What the task asks →
In the data below, find every line with the string "ÜRÜNLER" and pull it out.

Dataset records →
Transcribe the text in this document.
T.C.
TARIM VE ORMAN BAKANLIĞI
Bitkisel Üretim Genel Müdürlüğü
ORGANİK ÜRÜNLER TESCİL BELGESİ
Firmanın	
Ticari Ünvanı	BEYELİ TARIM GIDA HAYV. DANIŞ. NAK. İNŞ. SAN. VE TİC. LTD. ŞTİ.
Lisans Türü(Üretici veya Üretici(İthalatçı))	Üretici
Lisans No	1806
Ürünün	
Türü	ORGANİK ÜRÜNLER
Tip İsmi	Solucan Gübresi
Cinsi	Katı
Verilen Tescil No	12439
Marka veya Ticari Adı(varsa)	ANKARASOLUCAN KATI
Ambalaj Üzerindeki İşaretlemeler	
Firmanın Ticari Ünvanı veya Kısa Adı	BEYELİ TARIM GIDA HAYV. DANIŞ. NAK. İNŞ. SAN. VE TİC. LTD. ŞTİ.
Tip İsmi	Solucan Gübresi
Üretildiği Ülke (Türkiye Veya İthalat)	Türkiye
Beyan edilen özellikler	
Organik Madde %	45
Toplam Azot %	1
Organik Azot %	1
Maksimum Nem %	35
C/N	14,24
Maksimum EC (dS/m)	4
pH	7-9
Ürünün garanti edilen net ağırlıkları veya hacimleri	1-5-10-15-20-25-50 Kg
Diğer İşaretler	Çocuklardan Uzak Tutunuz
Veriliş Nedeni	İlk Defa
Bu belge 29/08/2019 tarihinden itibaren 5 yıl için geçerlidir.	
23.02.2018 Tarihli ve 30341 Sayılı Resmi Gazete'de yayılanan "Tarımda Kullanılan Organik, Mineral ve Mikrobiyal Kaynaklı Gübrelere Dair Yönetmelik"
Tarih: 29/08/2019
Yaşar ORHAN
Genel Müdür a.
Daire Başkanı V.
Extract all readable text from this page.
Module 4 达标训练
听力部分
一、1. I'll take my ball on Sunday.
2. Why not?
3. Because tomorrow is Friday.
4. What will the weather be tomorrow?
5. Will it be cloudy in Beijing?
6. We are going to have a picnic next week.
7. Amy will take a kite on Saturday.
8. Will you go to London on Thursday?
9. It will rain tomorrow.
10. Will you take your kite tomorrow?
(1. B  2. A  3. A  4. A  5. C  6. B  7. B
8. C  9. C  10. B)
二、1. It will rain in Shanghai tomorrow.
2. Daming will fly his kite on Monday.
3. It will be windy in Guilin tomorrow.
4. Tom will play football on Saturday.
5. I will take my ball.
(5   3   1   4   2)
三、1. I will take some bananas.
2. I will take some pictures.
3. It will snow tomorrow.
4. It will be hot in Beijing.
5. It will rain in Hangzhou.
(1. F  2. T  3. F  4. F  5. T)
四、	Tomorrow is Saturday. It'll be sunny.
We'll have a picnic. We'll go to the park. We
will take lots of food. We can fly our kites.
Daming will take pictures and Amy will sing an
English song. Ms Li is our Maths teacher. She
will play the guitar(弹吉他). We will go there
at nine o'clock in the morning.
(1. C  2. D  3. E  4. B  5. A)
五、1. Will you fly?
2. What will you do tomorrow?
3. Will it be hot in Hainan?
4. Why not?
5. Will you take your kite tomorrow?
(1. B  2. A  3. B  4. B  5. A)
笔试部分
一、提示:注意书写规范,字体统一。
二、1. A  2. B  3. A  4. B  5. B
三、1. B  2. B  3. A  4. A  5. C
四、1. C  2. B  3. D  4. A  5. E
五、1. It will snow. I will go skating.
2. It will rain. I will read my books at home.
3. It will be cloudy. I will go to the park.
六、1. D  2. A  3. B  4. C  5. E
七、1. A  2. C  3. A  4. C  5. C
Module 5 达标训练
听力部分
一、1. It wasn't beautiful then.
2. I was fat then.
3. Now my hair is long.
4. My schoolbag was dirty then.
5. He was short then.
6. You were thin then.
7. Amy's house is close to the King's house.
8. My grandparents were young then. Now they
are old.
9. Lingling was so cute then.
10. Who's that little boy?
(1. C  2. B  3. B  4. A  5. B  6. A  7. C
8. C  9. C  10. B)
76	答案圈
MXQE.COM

Solution to the exercise →
ORGANİK ÜRÜNLER TESCİL BELGESİ
Türü	ORGANİK ÜRÜNLER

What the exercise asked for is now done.